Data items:
## START
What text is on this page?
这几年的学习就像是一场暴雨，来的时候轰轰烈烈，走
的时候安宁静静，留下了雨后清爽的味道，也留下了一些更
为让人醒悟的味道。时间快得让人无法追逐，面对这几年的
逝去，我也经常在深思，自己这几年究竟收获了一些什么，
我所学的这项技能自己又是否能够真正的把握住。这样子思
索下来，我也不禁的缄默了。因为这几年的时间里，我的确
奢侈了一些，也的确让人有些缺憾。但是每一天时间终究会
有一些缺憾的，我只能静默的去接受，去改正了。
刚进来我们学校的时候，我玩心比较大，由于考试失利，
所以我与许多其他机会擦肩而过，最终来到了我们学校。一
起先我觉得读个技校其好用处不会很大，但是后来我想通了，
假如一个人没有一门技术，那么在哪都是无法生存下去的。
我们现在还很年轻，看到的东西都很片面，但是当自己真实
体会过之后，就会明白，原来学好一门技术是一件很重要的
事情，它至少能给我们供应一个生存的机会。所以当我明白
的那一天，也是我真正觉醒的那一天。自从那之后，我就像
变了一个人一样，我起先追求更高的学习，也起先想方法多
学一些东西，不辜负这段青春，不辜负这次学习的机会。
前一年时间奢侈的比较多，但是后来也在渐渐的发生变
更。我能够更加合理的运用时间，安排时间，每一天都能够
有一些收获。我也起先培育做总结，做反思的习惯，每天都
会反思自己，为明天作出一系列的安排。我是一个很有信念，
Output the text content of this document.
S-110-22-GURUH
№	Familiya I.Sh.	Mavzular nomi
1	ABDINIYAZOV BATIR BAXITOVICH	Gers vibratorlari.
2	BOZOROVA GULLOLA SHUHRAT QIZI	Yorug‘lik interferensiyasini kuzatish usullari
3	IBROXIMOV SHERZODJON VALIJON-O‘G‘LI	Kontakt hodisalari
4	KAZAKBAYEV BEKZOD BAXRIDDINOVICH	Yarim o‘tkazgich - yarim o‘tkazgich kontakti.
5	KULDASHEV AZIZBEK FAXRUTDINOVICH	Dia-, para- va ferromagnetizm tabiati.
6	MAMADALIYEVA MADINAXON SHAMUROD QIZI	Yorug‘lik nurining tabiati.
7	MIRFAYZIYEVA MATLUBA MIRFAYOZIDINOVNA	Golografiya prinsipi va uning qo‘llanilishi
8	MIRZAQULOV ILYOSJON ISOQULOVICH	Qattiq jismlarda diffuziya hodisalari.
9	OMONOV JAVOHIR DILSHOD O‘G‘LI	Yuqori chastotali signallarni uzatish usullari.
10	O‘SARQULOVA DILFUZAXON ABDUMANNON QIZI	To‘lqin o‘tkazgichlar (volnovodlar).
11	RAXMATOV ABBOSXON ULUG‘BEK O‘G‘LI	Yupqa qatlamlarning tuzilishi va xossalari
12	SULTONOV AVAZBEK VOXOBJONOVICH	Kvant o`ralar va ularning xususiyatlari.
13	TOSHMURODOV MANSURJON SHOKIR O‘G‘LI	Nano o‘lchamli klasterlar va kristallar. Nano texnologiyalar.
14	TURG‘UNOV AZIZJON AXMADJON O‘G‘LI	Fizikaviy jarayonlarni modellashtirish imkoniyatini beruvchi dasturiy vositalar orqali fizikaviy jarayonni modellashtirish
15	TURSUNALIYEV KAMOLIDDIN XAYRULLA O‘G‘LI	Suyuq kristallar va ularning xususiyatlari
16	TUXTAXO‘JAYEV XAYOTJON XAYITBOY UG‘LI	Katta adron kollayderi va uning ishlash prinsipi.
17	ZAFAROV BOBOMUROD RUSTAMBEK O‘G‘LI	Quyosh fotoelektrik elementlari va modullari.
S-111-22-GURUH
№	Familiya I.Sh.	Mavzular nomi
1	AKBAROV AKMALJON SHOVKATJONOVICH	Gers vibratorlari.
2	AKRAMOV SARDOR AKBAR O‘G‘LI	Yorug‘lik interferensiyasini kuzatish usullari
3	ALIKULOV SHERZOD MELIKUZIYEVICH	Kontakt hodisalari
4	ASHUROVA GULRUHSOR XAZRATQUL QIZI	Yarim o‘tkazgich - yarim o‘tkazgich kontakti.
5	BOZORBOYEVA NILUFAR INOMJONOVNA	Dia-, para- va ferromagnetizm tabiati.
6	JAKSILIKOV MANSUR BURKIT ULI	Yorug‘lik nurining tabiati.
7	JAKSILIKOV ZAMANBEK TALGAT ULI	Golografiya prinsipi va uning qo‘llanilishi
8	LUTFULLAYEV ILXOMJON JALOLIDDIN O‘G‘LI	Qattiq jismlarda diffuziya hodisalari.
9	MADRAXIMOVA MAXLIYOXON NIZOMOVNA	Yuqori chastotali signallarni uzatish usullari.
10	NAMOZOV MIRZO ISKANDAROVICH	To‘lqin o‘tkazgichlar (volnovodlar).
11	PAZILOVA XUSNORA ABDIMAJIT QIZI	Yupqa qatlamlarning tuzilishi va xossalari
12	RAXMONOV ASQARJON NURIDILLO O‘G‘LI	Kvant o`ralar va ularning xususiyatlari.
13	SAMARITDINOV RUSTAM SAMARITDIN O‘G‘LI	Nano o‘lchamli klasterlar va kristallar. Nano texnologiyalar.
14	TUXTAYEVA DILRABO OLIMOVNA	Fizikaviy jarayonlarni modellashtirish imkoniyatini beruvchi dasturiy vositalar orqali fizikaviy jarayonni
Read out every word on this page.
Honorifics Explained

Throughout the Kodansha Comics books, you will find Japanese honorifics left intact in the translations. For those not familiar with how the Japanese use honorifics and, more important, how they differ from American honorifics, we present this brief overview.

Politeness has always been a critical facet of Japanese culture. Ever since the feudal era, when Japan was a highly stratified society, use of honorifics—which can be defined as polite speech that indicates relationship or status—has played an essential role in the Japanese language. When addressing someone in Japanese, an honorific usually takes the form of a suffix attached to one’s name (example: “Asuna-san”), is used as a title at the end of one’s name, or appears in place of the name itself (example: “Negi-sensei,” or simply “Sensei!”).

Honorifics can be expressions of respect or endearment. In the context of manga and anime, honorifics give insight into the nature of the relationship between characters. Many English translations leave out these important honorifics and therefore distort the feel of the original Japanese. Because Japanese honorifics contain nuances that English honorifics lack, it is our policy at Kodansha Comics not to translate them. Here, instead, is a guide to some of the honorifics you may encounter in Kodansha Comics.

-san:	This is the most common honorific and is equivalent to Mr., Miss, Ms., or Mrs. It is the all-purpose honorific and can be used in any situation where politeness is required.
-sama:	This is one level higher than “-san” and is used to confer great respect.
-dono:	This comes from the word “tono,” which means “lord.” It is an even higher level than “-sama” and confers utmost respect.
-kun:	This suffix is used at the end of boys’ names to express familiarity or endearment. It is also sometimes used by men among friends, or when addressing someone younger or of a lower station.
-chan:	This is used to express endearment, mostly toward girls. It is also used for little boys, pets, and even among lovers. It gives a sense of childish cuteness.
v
## END
Print all the data exactly.

> **Answer in full**:
What text is on this page?
这几年的学习就像是一场暴雨，来的时候轰轰烈烈，走
的时候安宁静静，留下了雨后清爽的味道，也留下了一些更
为让人醒悟的味道。时间快得让人无法追逐，面对这几年的
逝去，我也经常在深思，自己这几年究竟收获了一些什么，
我所学的这项技能自己又是否能够真正的把握住。这样子思
索下来，我也不禁的缄默了。因为这几年的时间里，我的确
奢侈了一些，也的确让人有些缺憾。但是每一天时间终究会
有一些缺憾的，我只能静默的去接受，去改正了。
刚进来我们学校的时候，我玩心比较大，由于考试失利，
所以我与许多其他机会擦肩而过，最终来到了我们学校。一
起先我觉得读个技校其好用处不会很大，但是后来我想通了，
假如一个人没有一门技术，那么在哪都是无法生存下去的。
我们现在还很年轻，看到的东西都很片面，但是当自己真实
体会过之后，就会明白，原来学好一门技术是一件很重要的
事情，它至少能给我们供应一个生存的机会。所以当我明白
的那一天，也是我真正觉醒的那一天。自从那之后，我就像
变了一个人一样，我起先追求更高的学习，也起先想方法多
学一些东西，不辜负这段青春，不辜负这次学习的机会。
前一年时间奢侈的比较多，但是后来也在渐渐的发生变
更。我能够更加合理的运用时间，安排时间，每一天都能够
有一些收获。我也起先培育做总结，做反思的习惯，每天都
会反思自己，为明天作出一系列的安排。我是一个很有信念，
Output the text content of this document.
S-110-22-GURUH
№	Familiya I.Sh.	Mavzular nomi
1	ABDINIYAZOV BATIR BAXITOVICH	Gers vibratorlari.
2	BOZOROVA GULLOLA SHUHRAT QIZI	Yorug‘lik interferensiyasini kuzatish usullari
3	IBROXIMOV SHERZODJON VALIJON-O‘G‘LI	Kontakt hodisalari
4	KAZAKBAYEV BEKZOD BAXRIDDINOVICH	Yarim o‘tkazgich - yarim o‘tkazgich kontakti.
5	KULDASHEV AZIZBEK FAXRUTDINOVICH	Dia-, para- va ferromagnetizm tabiati.
6	MAMADALIYEVA MADINAXON SHAMUROD QIZI	Yorug‘lik nurining tabiati.
7	MIRFAYZIYEVA MATLUBA MIRFAYOZIDINOVNA	Golografiya prinsipi va uning qo‘llanilishi
8	MIRZAQULOV ILYOSJON ISOQULOVICH	Qattiq jismlarda diffuziya hodisalari.
9	OMONOV JAVOHIR DILSHOD O‘G‘LI	Yuqori chastotali signallarni uzatish usullari.
10	O‘SARQULOVA DILFUZAXON ABDUMANNON QIZI	To‘lqin o‘tkazgichlar (volnovodlar).
11	RAXMATOV ABBOSXON ULUG‘BEK O‘G‘LI	Yupqa qatlamlarning tuzilishi va xossalari
12	SULTONOV AVAZBEK VOXOBJONOVICH	Kvant o`ralar va ularning xususiyatlari.
13	TOSHMURODOV MANSURJON SHOKIR O‘G‘LI	Nano o‘lchamli klasterlar va kristallar. Nano texnologiyalar.
14	TURG‘UNOV AZIZJON AXMADJON O‘G‘LI	Fizikaviy jarayonlarni modellashtirish imkoniyatini beruvchi dasturiy vositalar orqali fizikaviy jarayonni modellashtirish
15	TURSUNALIYEV KAMOLIDDIN XAYRULLA O‘G‘LI	Suyuq kristallar va ularning xususiyatlari
16	TUXTAXO‘JAYEV XAYOTJON XAYITBOY UG‘LI	Katta adron kollayderi va uning ishlash prinsipi.
17	ZAFAROV BOBOMUROD RUSTAMBEK O‘G‘LI	Quyosh fotoelektrik elementlari va modullari.
S-111-22-GURUH
№	Familiya I.Sh.	Mavzular nomi
1	AKBAROV AKMALJON SHOVKATJONOVICH	Gers vibratorlari.
2	AKRAMOV SARDOR AKBAR O‘G‘LI	Yorug‘lik interferensiyasini kuzatish usullari
3	ALIKULOV SHERZOD MELIKUZIYEVICH	Kontakt hodisalari
4	ASHUROVA GULRUHSOR XAZRATQUL QIZI	Yarim o‘tkazgich - yarim o‘tkazgich kontakti.
5	BOZORBOYEVA NILUFAR INOMJONOVNA	Dia-, para- va ferromagnetizm tabiati.
6	JAKSILIKOV MANSUR BURKIT ULI	Yorug‘lik nurining tabiati.
7	JAKSILIKOV ZAMANBEK TALGAT ULI	Golografiya prinsipi va uning qo‘llanilishi
8	LUTFULLAYEV ILXOMJON JALOLIDDIN O‘G‘LI	Qattiq jismlarda diffuziya hodisalari.
9	MADRAXIMOVA MAXLIYOXON NIZOMOVNA	Yuqori chastotali signallarni uzatish usullari.
10	NAMOZOV MIRZO ISKANDAROVICH	To‘lqin o‘tkazgichlar (volnovodlar).
11	PAZILOVA XUSNORA ABDIMAJIT QIZI	Yupqa qatlamlarning tuzilishi va xossalari
12	RAXMONOV ASQARJON NURIDILLO O‘G‘LI	Kvant o`ralar va ularning xususiyatlari.
13	SAMARITDINOV RUSTAM SAMARITDIN O‘G‘LI	Nano o‘lchamli klasterlar va kristallar. Nano texnologiyalar.
14	TUXTAYEVA DILRABO OLIMOVNA	Fizikaviy jarayonlarni modellashtirish imkoniyatini beruvchi dasturiy vositalar orqali fizikaviy jarayonni
Read out every word on this page.
Honorifics Explained

Throughout the Kodansha Comics books, you will find Japanese honorifics left intact in the translations. For those not familiar with how the Japanese use honorifics and, more important, how they differ from American honorifics, we present this brief overview.

Politeness has always been a critical facet of Japanese culture. Ever since the feudal era, when Japan was a highly stratified society, use of honorifics—which can be defined as polite speech that indicates relationship or status—has played an essential role in the Japanese language. When addressing someone in Japanese, an honorific usually takes the form of a suffix attached to one’s name (example: “Asuna-san”), is used as a title at the end of one’s name, or appears in place of the name itself (example: “Negi-sensei,” or simply “Sensei!”).

Honorifics can be expressions of respect or endearment. In the context of manga and anime, honorifics give insight into the nature of the relationship between characters. Many English translations leave out these important honorifics and therefore distort the feel of the original Japanese. Because Japanese honorifics contain nuances that English honorifics lack, it is our policy at Kodansha Comics not to translate them. Here, instead, is a guide to some of the honorifics you may encounter in Kodansha Comics.

-san:	This is the most common honorific and is equivalent to Mr., Miss, Ms., or Mrs. It is the all-purpose honorific and can be used in any situation where politeness is required.
-sama:	This is one level higher than “-san” and is used to confer great respect.
-dono:	This comes from the word “tono,” which means “lord.” It is an even higher level than “-sama” and confers utmost respect.
-kun:	This suffix is used at the end of boys’ names to express familiarity or endearment. It is also sometimes used by men among friends, or when addressing someone younger or of a lower station.
-chan:	This is used to express endearment, mostly toward girls. It is also used for little boys, pets, and even among lovers. It gives a sense of childish cuteness.
v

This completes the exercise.